→ **INPUT RECORDS**

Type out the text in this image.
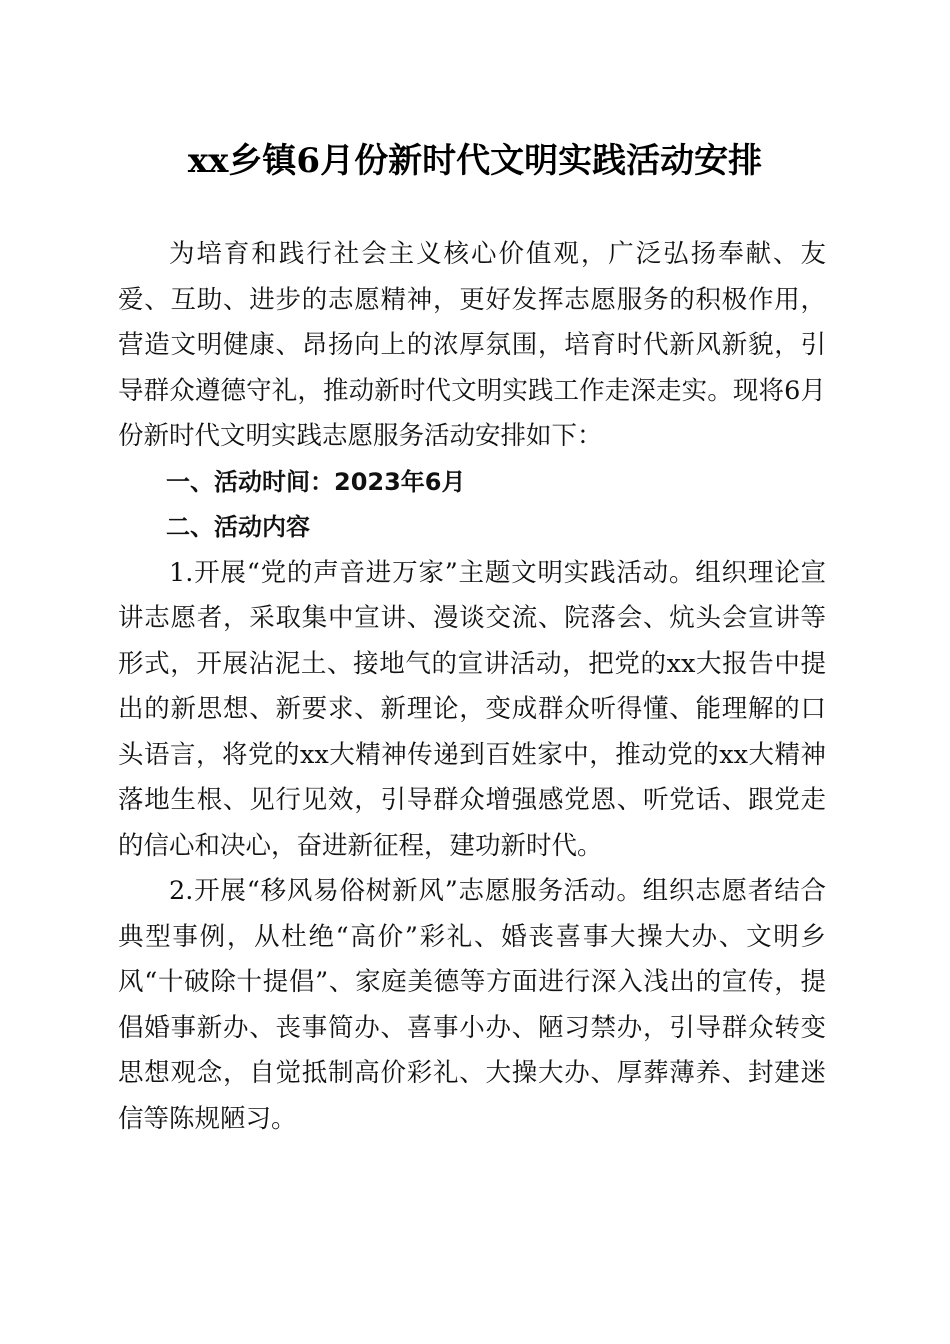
xx乡镇6月份新时代文明实践活动安排

为培育和践行社会主义核心价值观，广泛弘扬奉献、友爱、互助、进步的志愿精神，更好发挥志愿服务的积极作用，营造文明健康、昂扬向上的浓厚氛围，培育时代新风新貌，引导群众遵德守礼，推动新时代文明实践工作走深走实。现将6月份新时代文明实践志愿服务活动安排如下：

一、活动时间：2023年6月

二、活动内容

1.开展“党的声音进万家”主题文明实践活动。组织理论宣讲志愿者，采取集中宣讲、漫谈交流、院落会、炕头会宣讲等形式，开展沾泥土、接地气的宣讲活动，把党的xx大报告中提出的新思想、新要求、新理论，变成群众听得懂、能理解的口头语言，将党的xx大精神传递到百姓家中，推动党的xx大精神落地生根、见行见效，引导群众增强感党恩、听党话、跟党走的信心和决心，奋进新征程，建功新时代。

2.开展“移风易俗树新风”志愿服务活动。组织志愿者结合典型事例，从杜绝“高价”彩礼、婚丧喜事大操大办、文明乡风“十破除十提倡”、家庭美德等方面进行深入浅出的宣传，提倡婚事新办、丧事简办、喜事小办、陋习禁办，引导群众转变思想观念，自觉抵制高价彩礼、大操大办、厚葬薄养、封建迷信等陈规陋习。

→ **TASK DETAILS**
All of the records need repeating exactly, except for the pictures.

→ **SOLUTION**
Type out the text in this image.
xx乡镇6月份新时代文明实践活动安排

为培育和践行社会主义核心价值观，广泛弘扬奉献、友爱、互助、进步的志愿精神，更好发挥志愿服务的积极作用，营造文明健康、昂扬向上的浓厚氛围，培育时代新风新貌，引导群众遵德守礼，推动新时代文明实践工作走深走实。现将6月份新时代文明实践志愿服务活动安排如下：

一、活动时间：2023年6月

二、活动内容

1.开展“党的声音进万家”主题文明实践活动。组织理论宣讲志愿者，采取集中宣讲、漫谈交流、院落会、炕头会宣讲等形式，开展沾泥土、接地气的宣讲活动，把党的xx大报告中提出的新思想、新要求、新理论，变成群众听得懂、能理解的口头语言，将党的xx大精神传递到百姓家中，推动党的xx大精神落地生根、见行见效，引导群众增强感党恩、听党话、跟党走的信心和决心，奋进新征程，建功新时代。

2.开展“移风易俗树新风”志愿服务活动。组织志愿者结合典型事例，从杜绝“高价”彩礼、婚丧喜事大操大办、文明乡风“十破除十提倡”、家庭美德等方面进行深入浅出的宣传，提倡婚事新办、丧事简办、喜事小办、陋习禁办，引导群众转变思想观念，自觉抵制高价彩礼、大操大办、厚葬薄养、封建迷信等陈规陋习。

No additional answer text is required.